# Entries start

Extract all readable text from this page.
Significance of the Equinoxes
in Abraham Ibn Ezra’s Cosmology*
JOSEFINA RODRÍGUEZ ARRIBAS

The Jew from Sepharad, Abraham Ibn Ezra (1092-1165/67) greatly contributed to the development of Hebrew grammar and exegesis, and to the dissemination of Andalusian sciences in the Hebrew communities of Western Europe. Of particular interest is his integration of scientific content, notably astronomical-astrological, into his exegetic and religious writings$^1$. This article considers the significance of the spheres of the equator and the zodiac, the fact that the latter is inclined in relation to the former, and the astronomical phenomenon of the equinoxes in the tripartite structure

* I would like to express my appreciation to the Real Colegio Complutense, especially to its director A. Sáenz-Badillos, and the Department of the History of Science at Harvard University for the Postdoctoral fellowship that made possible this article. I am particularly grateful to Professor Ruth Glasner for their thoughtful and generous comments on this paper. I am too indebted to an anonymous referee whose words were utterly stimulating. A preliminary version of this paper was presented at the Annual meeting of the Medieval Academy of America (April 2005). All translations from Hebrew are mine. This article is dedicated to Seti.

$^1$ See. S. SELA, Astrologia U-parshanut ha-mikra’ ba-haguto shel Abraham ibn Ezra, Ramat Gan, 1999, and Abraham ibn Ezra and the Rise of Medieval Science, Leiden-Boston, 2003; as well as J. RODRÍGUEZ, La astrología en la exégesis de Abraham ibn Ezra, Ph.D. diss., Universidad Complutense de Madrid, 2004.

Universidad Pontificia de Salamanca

# Entries end
# Entries start

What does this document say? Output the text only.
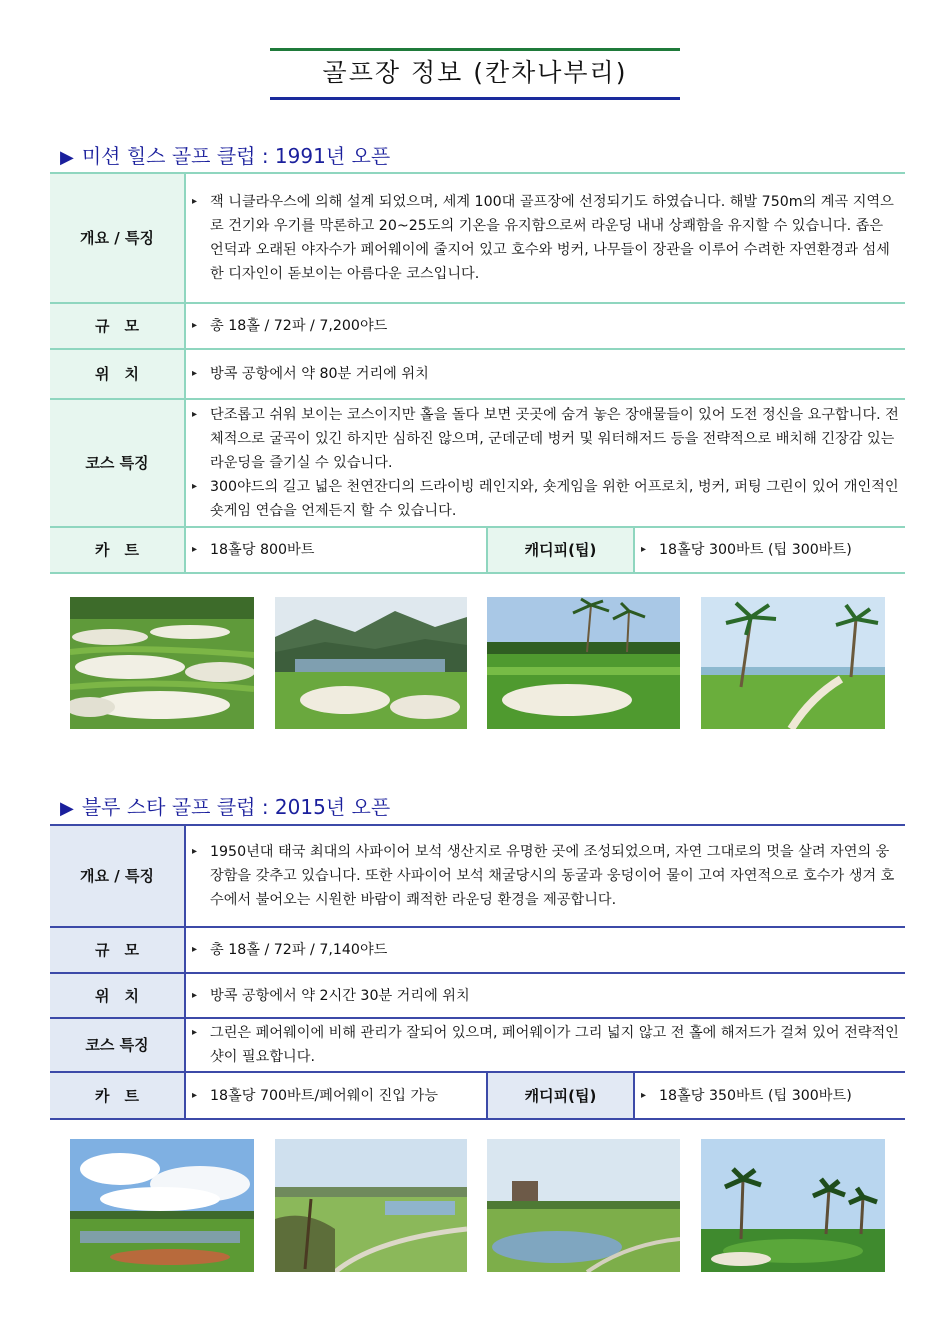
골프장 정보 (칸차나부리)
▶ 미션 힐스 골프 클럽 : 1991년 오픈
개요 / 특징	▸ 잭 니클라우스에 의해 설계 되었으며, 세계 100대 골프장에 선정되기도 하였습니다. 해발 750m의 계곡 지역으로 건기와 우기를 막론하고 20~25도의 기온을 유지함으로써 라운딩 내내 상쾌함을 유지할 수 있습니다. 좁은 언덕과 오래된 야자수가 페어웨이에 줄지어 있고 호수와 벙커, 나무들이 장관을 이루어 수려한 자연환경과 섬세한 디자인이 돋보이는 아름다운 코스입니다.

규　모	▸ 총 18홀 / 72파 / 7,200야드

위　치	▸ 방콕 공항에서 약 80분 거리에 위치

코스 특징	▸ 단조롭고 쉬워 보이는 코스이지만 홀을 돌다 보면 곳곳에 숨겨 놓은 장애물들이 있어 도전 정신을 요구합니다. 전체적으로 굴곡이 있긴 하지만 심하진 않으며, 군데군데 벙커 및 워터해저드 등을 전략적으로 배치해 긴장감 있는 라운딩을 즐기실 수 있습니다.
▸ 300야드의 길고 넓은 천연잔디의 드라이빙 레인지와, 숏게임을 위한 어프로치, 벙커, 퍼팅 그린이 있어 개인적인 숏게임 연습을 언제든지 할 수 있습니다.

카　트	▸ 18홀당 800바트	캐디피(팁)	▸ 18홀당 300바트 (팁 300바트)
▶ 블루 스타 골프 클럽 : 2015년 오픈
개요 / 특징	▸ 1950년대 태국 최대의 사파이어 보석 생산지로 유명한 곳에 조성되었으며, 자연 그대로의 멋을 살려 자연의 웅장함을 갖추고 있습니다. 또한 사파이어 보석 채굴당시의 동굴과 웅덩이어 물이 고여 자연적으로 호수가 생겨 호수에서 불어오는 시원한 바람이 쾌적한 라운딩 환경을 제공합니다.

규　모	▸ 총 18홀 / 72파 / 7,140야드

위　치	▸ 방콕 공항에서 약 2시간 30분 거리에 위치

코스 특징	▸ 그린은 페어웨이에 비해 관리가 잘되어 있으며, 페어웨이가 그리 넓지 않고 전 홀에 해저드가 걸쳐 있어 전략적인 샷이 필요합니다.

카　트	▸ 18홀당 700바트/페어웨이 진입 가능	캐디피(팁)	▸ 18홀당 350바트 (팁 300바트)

# Entries end
# Entries start

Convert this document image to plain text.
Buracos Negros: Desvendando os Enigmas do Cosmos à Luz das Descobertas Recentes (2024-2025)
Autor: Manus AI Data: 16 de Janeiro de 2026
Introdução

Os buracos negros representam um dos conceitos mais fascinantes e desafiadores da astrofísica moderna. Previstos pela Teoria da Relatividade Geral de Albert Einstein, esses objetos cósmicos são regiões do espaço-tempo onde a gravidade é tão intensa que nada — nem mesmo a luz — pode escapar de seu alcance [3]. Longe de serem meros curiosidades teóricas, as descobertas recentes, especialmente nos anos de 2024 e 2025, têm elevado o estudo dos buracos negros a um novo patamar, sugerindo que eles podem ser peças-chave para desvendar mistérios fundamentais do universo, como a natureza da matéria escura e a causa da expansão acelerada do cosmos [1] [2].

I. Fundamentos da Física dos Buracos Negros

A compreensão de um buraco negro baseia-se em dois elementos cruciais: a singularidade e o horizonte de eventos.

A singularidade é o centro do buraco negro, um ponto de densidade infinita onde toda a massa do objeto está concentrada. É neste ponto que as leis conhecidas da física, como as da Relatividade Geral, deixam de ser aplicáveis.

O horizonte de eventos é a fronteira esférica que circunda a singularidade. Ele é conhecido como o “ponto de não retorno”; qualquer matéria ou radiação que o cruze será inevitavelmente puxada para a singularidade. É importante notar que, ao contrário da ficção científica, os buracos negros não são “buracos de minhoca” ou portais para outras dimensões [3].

# Entries end

What to produce - Extract all lines from the data in which "페어웨이에" is found.

Result of this task -
개요 / 특징	▸ 잭 니클라우스에 의해 설계 되었으며, 세계 100대 골프장에 선정되기도 하였습니다. 해발 750m의 계곡 지역으로 건기와 우기를 막론하고 20~25도의 기온을 유지함으로써 라운딩 내내 상쾌함을 유지할 수 있습니다. 좁은 언덕과 오래된 야자수가 페어웨이에 줄지어 있고 호수와 벙커, 나무들이 장관을 이루어 수려한 자연환경과 섬세한 디자인이 돋보이는 아름다운 코스입니다.
코스 특징	▸ 그린은 페어웨이에 비해 관리가 잘되어 있으며, 페어웨이가 그리 넓지 않고 전 홀에 해저드가 걸쳐 있어 전략적인 샷이 필요합니다.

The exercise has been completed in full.